+++ Data to use
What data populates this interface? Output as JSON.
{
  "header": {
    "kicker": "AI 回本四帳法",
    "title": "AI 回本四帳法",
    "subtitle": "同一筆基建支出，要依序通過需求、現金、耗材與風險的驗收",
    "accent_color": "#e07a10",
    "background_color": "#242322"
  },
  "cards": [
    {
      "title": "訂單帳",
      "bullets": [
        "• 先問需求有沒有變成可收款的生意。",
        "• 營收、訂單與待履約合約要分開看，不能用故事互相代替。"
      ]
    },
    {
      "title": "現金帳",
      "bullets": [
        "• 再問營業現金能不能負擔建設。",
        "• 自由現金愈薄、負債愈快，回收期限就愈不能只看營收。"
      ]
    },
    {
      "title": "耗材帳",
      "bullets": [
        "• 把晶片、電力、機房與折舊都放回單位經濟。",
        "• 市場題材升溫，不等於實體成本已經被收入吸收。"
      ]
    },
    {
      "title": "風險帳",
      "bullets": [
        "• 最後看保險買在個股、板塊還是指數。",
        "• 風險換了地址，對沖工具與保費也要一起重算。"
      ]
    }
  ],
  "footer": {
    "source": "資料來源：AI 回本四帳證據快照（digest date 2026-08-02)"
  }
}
++++++
### Exercise prompt
Restate the whole of the material exactly.

### Result of the task
What data populates this interface? Output as JSON.
{
  "header": {
    "kicker": "AI 回本四帳法",
    "title": "AI 回本四帳法",
    "subtitle": "同一筆基建支出，要依序通過需求、現金、耗材與風險的驗收",
    "accent_color": "#e07a10",
    "background_color": "#242322"
  },
  "cards": [
    {
      "title": "訂單帳",
      "bullets": [
        "• 先問需求有沒有變成可收款的生意。",
        "• 營收、訂單與待履約合約要分開看，不能用故事互相代替。"
      ]
    },
    {
      "title": "現金帳",
      "bullets": [
        "• 再問營業現金能不能負擔建設。",
        "• 自由現金愈薄、負債愈快，回收期限就愈不能只看營收。"
      ]
    },
    {
      "title": "耗材帳",
      "bullets": [
        "• 把晶片、電力、機房與折舊都放回單位經濟。",
        "• 市場題材升溫，不等於實體成本已經被收入吸收。"
      ]
    },
    {
      "title": "風險帳",
      "bullets": [
        "• 最後看保險買在個股、板塊還是指數。",
        "• 風險換了地址，對沖工具與保費也要一起重算。"
      ]
    }
  ],
  "footer": {
    "source": "資料來源：AI 回本四帳證據快照（digest date 2026-08-02)"
  }
}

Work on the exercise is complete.